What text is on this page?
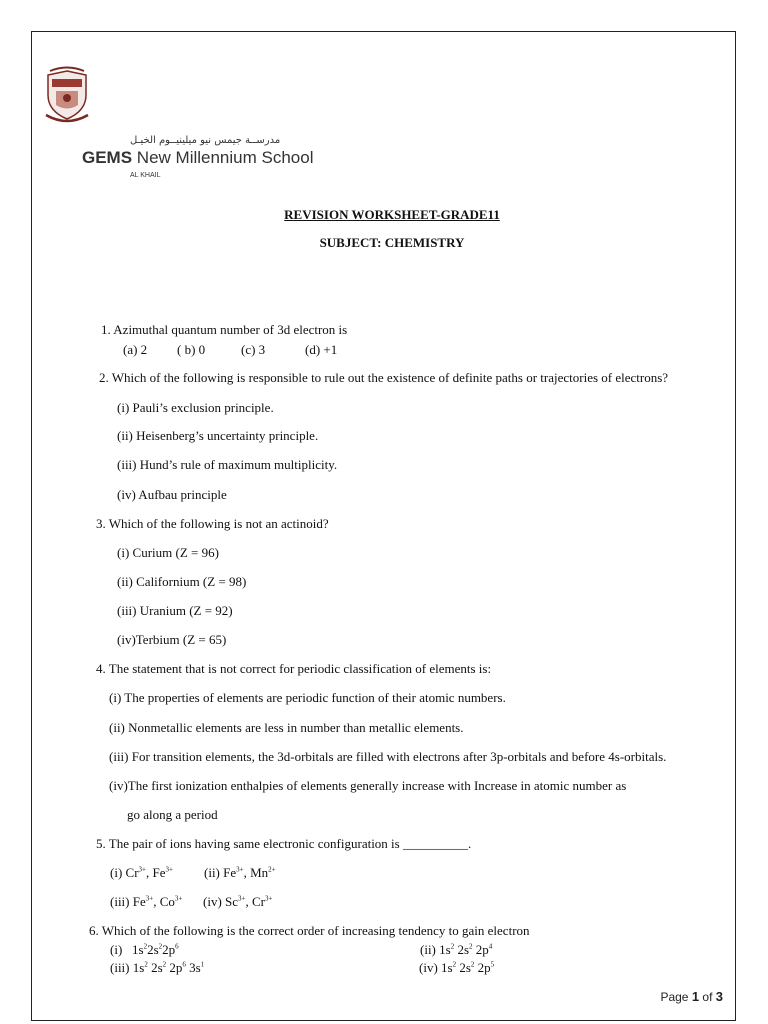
مدرســة جيمس نيو ميلينيــوم الخيـل
GEMS New Millennium School
AL KHAIL
REVISION WORKSHEET-GRADE11
SUBJECT: CHEMISTRY
1. Azimuthal quantum number of 3d electron is
(a) 2 ( b) 0	(c) 3	(d) +1
2. Which of the following is responsible to rule out the existence of definite paths or trajectories of electrons?
(i) Pauli’s exclusion principle.
(ii) Heisenberg’s uncertainty principle.
(iii) Hund’s rule of maximum multiplicity.
(iv) Aufbau principle
3. Which of the following is not an actinoid?
(i) Curium (Z = 96)
(ii) Californium (Z = 98)
(iii) Uranium (Z = 92)
(iv)Terbium (Z = 65)
4. The statement that is not correct for periodic classification of elements is:
(i) The properties of elements are periodic function of their atomic numbers.
(ii) Nonmetallic elements are less in number than metallic elements.
(iii) For transition elements, the 3d-orbitals are filled with electrons after 3p-orbitals and before 4s-orbitals.
(iv)The first ionization enthalpies of elements generally increase with Increase in atomic number as
go along a period
5. The pair of ions having same electronic configuration is __________.
(i) $Cr^{3+}$, $Fe^{3+}$ (ii) $Fe^{3+}$, $Mn^{2+}$
(iii) $Fe^{3+}$, $Co^{3+}$ (iv) $Sc^{3+}$, $Cr^{3+}$
6. Which of the following is the correct order of increasing tendency to gain electron
(i)   $1s^22s^22p^6$	(ii) $1s^2$ $2s^2$ $2p^4$
(iii) $1s^2$ $2s^2$ $2p^6$ $3s^1$	(iv) $1s^2$ $2s^2$ $2p^5$
Page 1 of 3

(Challenge)
Return the entries unchanged, save for the pictures, which do not belong in the copy.

(Task response)
What text is on this page?
مدرســة جيمس نيو ميلينيــوم الخيـل
GEMS New Millennium School
AL KHAIL
REVISION WORKSHEET-GRADE11
SUBJECT: CHEMISTRY
1. Azimuthal quantum number of 3d electron is
(a) 2 ( b) 0	(c) 3	(d) +1
2. Which of the following is responsible to rule out the existence of definite paths or trajectories of electrons?
(i) Pauli’s exclusion principle.
(ii) Heisenberg’s uncertainty principle.
(iii) Hund’s rule of maximum multiplicity.
(iv) Aufbau principle
3. Which of the following is not an actinoid?
(i) Curium (Z = 96)
(ii) Californium (Z = 98)
(iii) Uranium (Z = 92)
(iv)Terbium (Z = 65)
4. The statement that is not correct for periodic classification of elements is:
(i) The properties of elements are periodic function of their atomic numbers.
(ii) Nonmetallic elements are less in number than metallic elements.
(iii) For transition elements, the 3d-orbitals are filled with electrons after 3p-orbitals and before 4s-orbitals.
(iv)The first ionization enthalpies of elements generally increase with Increase in atomic number as
go along a period
5. The pair of ions having same electronic configuration is __________.
(i) $Cr^{3+}$, $Fe^{3+}$ (ii) $Fe^{3+}$, $Mn^{2+}$
(iii) $Fe^{3+}$, $Co^{3+}$ (iv) $Sc^{3+}$, $Cr^{3+}$
6. Which of the following is the correct order of increasing tendency to gain electron
(i)   $1s^22s^22p^6$	(ii) $1s^2$ $2s^2$ $2p^4$
(iii) $1s^2$ $2s^2$ $2p^6$ $3s^1$	(iv) $1s^2$ $2s^2$ $2p^5$
Page 1 of 3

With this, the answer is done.